Set exercise ::
Every line with the string "amerikai" should be gathered.

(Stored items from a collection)
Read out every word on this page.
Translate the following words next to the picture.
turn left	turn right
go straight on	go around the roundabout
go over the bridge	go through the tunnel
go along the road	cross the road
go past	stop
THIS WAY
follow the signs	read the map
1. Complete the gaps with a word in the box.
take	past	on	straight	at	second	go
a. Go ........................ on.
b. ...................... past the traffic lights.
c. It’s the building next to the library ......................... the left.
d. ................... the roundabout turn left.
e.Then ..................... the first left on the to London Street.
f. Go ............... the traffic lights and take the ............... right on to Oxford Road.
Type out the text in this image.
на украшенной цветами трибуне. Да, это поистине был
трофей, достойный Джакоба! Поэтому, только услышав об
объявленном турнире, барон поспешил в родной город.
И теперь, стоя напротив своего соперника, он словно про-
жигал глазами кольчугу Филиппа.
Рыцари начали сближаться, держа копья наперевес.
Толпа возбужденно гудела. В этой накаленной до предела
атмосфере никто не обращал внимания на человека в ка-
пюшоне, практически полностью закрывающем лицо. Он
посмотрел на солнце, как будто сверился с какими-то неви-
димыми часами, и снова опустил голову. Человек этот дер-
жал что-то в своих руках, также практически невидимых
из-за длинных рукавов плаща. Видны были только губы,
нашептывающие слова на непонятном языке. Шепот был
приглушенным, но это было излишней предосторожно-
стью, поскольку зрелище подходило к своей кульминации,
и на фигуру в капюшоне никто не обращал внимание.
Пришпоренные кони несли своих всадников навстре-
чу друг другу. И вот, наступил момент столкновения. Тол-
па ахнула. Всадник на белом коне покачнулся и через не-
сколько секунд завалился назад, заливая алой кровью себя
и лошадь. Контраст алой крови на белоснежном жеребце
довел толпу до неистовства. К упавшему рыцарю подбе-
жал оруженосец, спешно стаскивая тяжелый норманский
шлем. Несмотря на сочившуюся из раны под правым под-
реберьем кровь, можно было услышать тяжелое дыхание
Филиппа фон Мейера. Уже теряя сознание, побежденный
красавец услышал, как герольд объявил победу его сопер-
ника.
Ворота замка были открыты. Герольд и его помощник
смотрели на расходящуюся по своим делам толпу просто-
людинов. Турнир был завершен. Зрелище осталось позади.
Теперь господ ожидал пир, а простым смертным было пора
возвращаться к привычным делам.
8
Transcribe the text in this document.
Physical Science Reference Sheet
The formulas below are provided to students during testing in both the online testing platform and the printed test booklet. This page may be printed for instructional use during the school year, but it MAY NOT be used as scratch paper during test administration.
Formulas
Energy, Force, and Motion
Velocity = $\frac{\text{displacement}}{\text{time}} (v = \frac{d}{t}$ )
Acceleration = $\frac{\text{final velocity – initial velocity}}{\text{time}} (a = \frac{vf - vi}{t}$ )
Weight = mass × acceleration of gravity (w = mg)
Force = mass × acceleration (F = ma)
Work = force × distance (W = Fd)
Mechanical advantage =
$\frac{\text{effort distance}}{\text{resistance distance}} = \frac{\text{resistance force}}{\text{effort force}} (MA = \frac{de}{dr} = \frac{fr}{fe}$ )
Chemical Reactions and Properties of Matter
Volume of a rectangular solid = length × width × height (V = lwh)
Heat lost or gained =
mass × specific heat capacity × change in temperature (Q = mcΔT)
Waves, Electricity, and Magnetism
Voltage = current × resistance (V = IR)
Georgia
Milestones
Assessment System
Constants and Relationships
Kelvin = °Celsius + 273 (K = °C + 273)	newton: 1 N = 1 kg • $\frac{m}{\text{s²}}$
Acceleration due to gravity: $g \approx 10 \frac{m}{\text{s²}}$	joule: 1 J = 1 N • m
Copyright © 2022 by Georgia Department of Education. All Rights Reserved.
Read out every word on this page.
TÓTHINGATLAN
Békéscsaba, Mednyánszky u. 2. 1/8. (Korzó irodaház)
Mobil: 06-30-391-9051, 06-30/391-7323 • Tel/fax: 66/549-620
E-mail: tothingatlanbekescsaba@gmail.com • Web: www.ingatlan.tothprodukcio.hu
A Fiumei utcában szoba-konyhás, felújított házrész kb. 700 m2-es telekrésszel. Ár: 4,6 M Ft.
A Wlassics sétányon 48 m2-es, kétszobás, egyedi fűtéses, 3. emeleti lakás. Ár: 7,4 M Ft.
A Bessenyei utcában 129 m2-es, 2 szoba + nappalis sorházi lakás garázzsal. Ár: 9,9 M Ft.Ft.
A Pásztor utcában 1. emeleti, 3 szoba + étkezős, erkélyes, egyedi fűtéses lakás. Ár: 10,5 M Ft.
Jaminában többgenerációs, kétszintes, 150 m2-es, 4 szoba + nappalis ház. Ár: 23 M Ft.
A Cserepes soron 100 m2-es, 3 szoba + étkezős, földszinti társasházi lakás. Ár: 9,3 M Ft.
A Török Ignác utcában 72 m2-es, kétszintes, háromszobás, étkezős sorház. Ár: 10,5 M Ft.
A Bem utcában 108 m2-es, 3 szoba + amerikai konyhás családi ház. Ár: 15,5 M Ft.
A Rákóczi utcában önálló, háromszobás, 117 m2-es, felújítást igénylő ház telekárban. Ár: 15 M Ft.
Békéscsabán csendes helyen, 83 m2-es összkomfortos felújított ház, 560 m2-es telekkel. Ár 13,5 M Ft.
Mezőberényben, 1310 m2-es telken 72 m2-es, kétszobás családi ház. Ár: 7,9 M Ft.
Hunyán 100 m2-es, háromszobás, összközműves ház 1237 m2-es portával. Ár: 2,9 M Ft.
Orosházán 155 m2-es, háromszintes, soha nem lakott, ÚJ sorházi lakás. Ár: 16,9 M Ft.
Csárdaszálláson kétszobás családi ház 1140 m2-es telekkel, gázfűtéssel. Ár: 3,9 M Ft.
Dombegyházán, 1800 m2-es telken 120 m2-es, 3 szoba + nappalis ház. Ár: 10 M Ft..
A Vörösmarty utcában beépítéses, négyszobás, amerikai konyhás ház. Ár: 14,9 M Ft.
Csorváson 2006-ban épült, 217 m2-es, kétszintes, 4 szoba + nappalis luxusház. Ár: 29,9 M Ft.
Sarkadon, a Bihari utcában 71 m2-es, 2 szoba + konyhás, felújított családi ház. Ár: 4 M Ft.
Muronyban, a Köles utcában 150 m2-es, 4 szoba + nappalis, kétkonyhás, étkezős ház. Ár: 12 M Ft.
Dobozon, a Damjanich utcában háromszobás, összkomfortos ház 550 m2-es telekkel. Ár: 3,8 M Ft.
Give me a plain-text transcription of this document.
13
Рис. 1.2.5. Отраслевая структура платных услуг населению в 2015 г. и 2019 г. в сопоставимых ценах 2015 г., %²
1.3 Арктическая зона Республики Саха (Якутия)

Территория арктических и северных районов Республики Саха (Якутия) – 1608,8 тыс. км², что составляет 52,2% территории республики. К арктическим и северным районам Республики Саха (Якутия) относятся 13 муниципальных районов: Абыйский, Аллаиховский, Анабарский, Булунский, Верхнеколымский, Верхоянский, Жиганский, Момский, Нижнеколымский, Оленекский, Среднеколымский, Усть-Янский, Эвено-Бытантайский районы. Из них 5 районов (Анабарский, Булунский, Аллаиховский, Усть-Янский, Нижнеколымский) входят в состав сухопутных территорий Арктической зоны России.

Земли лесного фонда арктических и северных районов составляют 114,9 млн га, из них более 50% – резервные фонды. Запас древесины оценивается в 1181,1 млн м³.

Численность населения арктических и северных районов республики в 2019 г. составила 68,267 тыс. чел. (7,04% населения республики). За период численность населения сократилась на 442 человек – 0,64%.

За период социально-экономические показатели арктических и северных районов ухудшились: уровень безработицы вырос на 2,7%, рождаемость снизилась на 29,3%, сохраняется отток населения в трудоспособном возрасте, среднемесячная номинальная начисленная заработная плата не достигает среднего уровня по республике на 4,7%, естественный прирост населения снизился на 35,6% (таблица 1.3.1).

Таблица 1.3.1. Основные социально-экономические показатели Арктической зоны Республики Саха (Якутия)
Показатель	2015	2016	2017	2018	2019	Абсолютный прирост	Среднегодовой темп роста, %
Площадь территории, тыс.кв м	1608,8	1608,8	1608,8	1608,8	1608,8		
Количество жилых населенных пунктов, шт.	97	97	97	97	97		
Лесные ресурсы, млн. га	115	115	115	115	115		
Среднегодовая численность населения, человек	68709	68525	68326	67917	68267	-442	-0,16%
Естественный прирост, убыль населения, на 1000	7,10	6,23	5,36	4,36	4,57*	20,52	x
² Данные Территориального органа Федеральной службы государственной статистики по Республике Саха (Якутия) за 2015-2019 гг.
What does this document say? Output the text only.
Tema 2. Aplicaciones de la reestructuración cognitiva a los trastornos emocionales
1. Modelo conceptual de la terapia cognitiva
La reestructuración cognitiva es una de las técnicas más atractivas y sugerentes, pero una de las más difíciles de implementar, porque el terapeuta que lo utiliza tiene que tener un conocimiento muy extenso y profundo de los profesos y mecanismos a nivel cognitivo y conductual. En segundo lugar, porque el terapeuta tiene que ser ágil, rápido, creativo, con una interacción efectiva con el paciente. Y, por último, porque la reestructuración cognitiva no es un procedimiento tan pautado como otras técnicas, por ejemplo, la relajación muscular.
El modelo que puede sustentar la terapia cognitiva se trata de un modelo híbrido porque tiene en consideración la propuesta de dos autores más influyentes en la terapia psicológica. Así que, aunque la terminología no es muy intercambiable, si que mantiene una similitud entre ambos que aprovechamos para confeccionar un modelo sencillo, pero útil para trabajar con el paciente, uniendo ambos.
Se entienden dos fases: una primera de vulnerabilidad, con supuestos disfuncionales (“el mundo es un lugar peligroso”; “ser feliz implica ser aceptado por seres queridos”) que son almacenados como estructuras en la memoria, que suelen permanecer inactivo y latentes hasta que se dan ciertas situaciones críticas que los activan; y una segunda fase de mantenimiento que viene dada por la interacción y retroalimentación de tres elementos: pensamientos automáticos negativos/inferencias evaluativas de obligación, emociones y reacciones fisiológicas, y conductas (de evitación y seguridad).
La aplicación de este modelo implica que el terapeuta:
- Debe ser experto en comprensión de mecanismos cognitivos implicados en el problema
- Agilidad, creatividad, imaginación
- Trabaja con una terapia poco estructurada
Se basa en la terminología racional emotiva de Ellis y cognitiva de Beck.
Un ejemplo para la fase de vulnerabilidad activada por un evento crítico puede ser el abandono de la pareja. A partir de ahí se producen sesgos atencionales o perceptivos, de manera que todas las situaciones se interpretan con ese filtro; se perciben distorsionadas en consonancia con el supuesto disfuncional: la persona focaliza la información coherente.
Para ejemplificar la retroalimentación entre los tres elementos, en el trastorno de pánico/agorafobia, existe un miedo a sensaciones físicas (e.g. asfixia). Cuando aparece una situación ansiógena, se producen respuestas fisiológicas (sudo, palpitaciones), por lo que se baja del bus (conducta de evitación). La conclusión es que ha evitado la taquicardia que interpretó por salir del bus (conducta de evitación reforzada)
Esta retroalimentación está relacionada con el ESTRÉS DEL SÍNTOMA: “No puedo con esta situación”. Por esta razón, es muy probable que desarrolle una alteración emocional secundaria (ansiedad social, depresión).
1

Expected answer ::
A Bem utcában 108 m2-es, 3 szoba + amerikai konyhás családi ház. Ár: 15,5 M Ft.
A Vörösmarty utcában beépítéses, négyszobás, amerikai konyhás ház. Ár: 14,9 M Ft.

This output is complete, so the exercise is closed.